### EXERCISE TASK
Where a line of the listing below includes the word "xlabel", reproduce that line.

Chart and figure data
┌──
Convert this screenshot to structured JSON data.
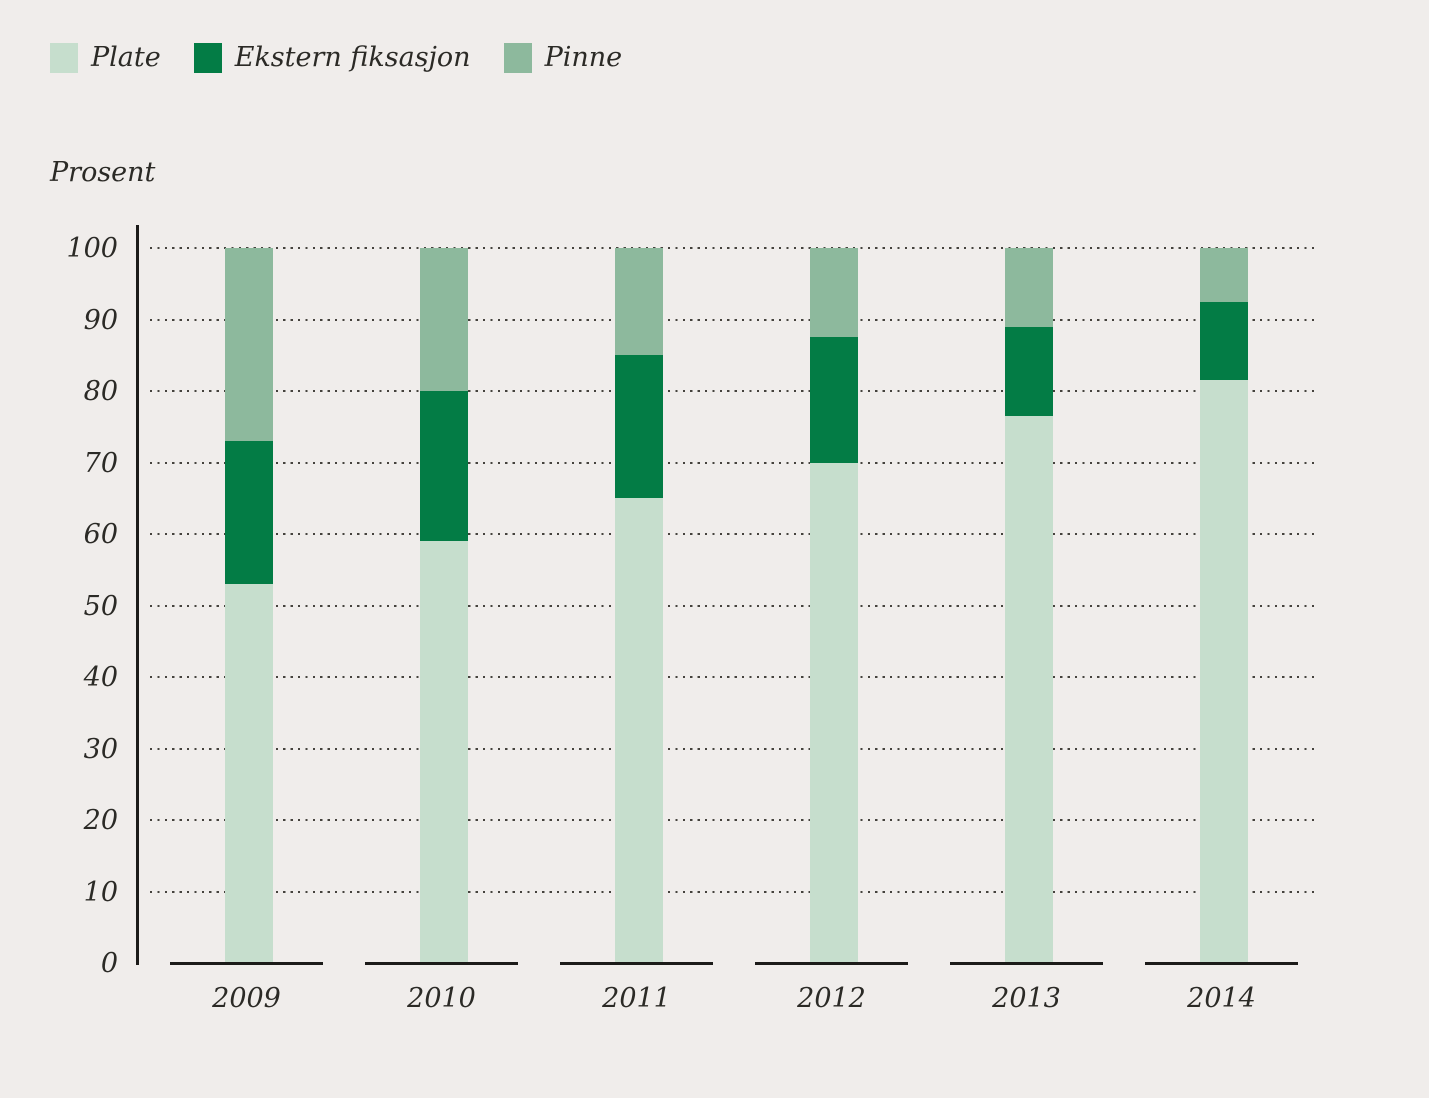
{
  "chart": {
    "y_axis_title": "Prosent",
    "legend": [
      {
        "label": "Plate",
        "color": "#c6decd"
      },
      {
        "label": "Ekstern fiksasjon",
        "color": "#037c45"
      },
      {
        "label": "Pinne",
        "color": "#8db99d"
      }
    ]
  },
  "chart_data": {
    "type": "bar",
    "stacked": true,
    "title": "",
    "xlabel": "",
    "ylabel": "Prosent",
    "categories": [
      "2009",
      "2010",
      "2011",
      "2012",
      "2013",
      "2014"
    ],
    "series": [
      {
        "name": "Plate",
        "color": "#c6decd",
        "values": [
          53,
          59,
          65,
          70,
          76.5,
          81.5
        ]
      },
      {
        "name": "Ekstern fiksasjon",
        "color": "#037c45",
        "values": [
          20,
          21,
          20,
          17.5,
          12.5,
          11
        ]
      },
      {
        "name": "Pinne",
        "color": "#8db99d",
        "values": [
          27,
          20,
          15,
          12.5,
          11,
          7.5
        ]
      }
    ],
    "stack_totals": [
      100,
      100,
      100,
      100,
      100,
      100
    ],
    "ylim": [
      0,
      100
    ],
    "yticks": [
      0,
      10,
      20,
      30,
      40,
      50,
      60,
      70,
      80,
      90,
      100
    ],
    "grid": "horizontal-dotted",
    "legend_position": "top-left"
  },
  "colors": {
    "background": "#f0edeb",
    "text": "#2b2a26",
    "axis": "#1c1b19",
    "grid_dots": "#45423d"
  }
}
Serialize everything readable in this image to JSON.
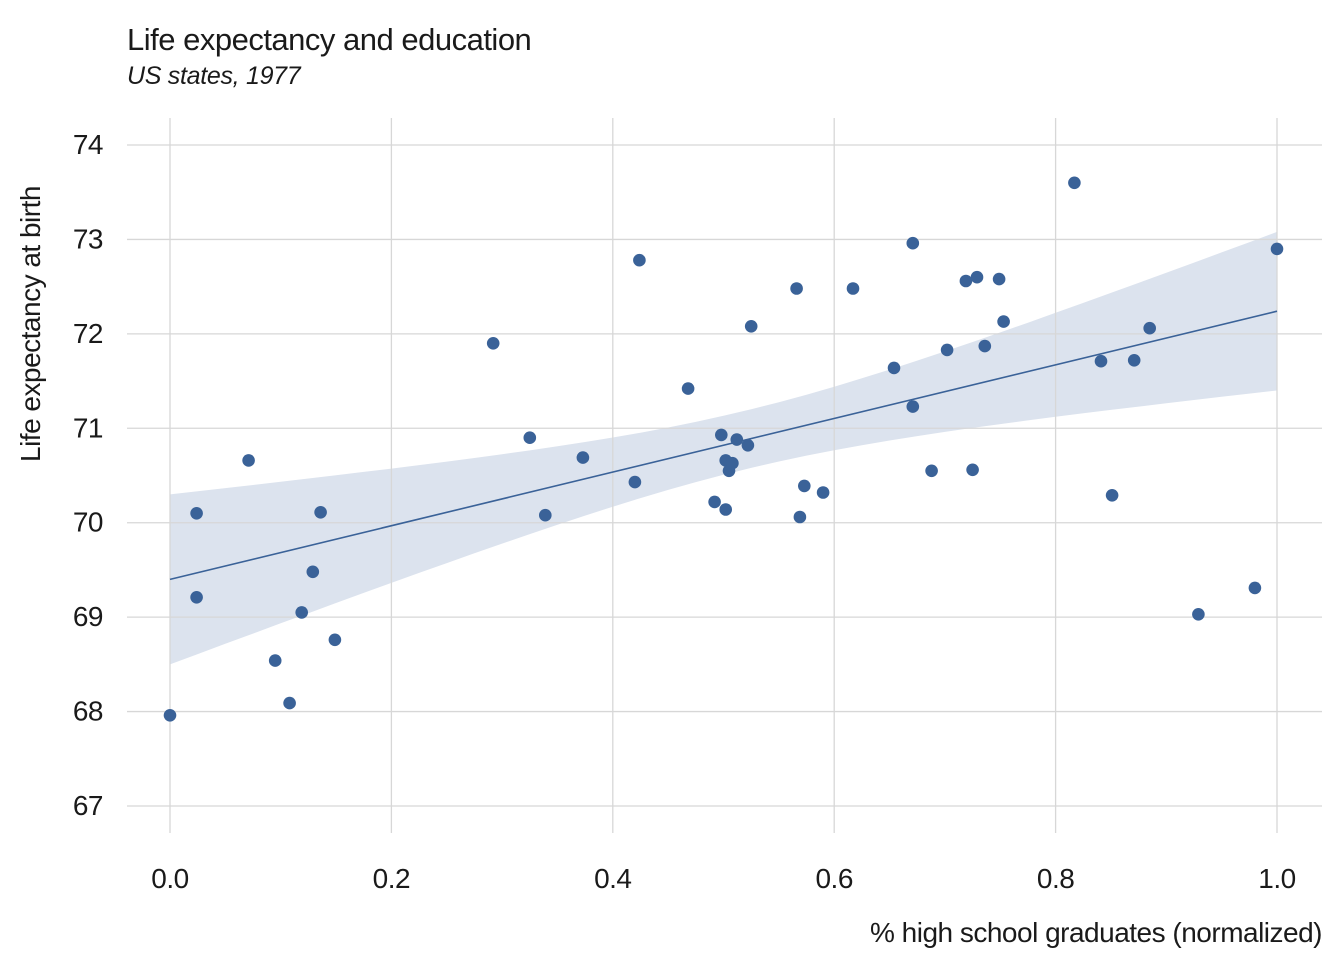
{
  "header": {
    "title": "Life expectancy and education",
    "subtitle": "US states, 1977"
  },
  "axes": {
    "x": {
      "label": "% high school graduates (normalized)",
      "tick_labels": [
        "0.0",
        "0.2",
        "0.4",
        "0.6",
        "0.8",
        "1.0"
      ],
      "tick_values": [
        0.0,
        0.2,
        0.4,
        0.6,
        0.8,
        1.0
      ],
      "range": [
        0.0,
        1.0
      ]
    },
    "y": {
      "label": "Life expectancy at birth",
      "tick_labels": [
        "67",
        "68",
        "69",
        "70",
        "71",
        "72",
        "73",
        "74"
      ],
      "tick_values": [
        67,
        68,
        69,
        70,
        71,
        72,
        73,
        74
      ],
      "range": [
        67,
        74
      ]
    }
  },
  "colors": {
    "point": "#3a6298",
    "trend_line": "#3a6298",
    "ci_band": "#dce3ee",
    "gridline": "#d7d7d7",
    "text": "#1a1a1a",
    "background": "#ffffff"
  },
  "chart_data": {
    "type": "scatter",
    "title": "Life expectancy and education",
    "subtitle": "US states, 1977",
    "xlabel": "% high school graduates (normalized)",
    "ylabel": "Life expectancy at birth",
    "xlim": [
      0.0,
      1.0
    ],
    "ylim": [
      67,
      74
    ],
    "grid": true,
    "legend": "none",
    "points": [
      [
        0.0,
        67.96
      ],
      [
        0.024,
        70.1
      ],
      [
        0.024,
        69.21
      ],
      [
        0.071,
        70.66
      ],
      [
        0.095,
        68.54
      ],
      [
        0.108,
        68.09
      ],
      [
        0.119,
        69.05
      ],
      [
        0.129,
        69.48
      ],
      [
        0.136,
        70.11
      ],
      [
        0.149,
        68.76
      ],
      [
        0.292,
        71.9
      ],
      [
        0.325,
        70.9
      ],
      [
        0.339,
        70.08
      ],
      [
        0.373,
        70.69
      ],
      [
        0.42,
        70.43
      ],
      [
        0.424,
        72.78
      ],
      [
        0.468,
        71.42
      ],
      [
        0.492,
        70.22
      ],
      [
        0.498,
        70.93
      ],
      [
        0.502,
        70.14
      ],
      [
        0.502,
        70.66
      ],
      [
        0.505,
        70.55
      ],
      [
        0.508,
        70.63
      ],
      [
        0.512,
        70.88
      ],
      [
        0.522,
        70.82
      ],
      [
        0.525,
        72.08
      ],
      [
        0.566,
        72.48
      ],
      [
        0.569,
        70.06
      ],
      [
        0.573,
        70.39
      ],
      [
        0.59,
        70.32
      ],
      [
        0.617,
        72.48
      ],
      [
        0.654,
        71.64
      ],
      [
        0.671,
        72.96
      ],
      [
        0.671,
        71.23
      ],
      [
        0.688,
        70.55
      ],
      [
        0.702,
        71.83
      ],
      [
        0.719,
        72.56
      ],
      [
        0.725,
        70.56
      ],
      [
        0.729,
        72.6
      ],
      [
        0.736,
        71.87
      ],
      [
        0.749,
        72.58
      ],
      [
        0.753,
        72.13
      ],
      [
        0.817,
        73.6
      ],
      [
        0.841,
        71.71
      ],
      [
        0.851,
        70.29
      ],
      [
        0.871,
        71.72
      ],
      [
        0.885,
        72.06
      ],
      [
        0.929,
        69.03
      ],
      [
        0.98,
        69.31
      ],
      [
        1.0,
        72.9
      ]
    ],
    "trend": {
      "kind": "linear_fit_with_ci",
      "line": {
        "intercept": 69.4,
        "slope": 2.84,
        "x_start": 0.0,
        "x_end": 1.0
      },
      "ci_band": {
        "center_x": 0.52,
        "half_width_at_center": 0.31,
        "growth_per_unit_x": 1.625,
        "value_at_x0": {
          "upper": 70.3,
          "lower": 68.5
        },
        "value_at_x1": {
          "upper": 73.06,
          "lower": 71.4
        }
      }
    }
  }
}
└──
### TASK RESULT
    "xlabel": "",
    "xlabel": "% high school graduates (normalized)",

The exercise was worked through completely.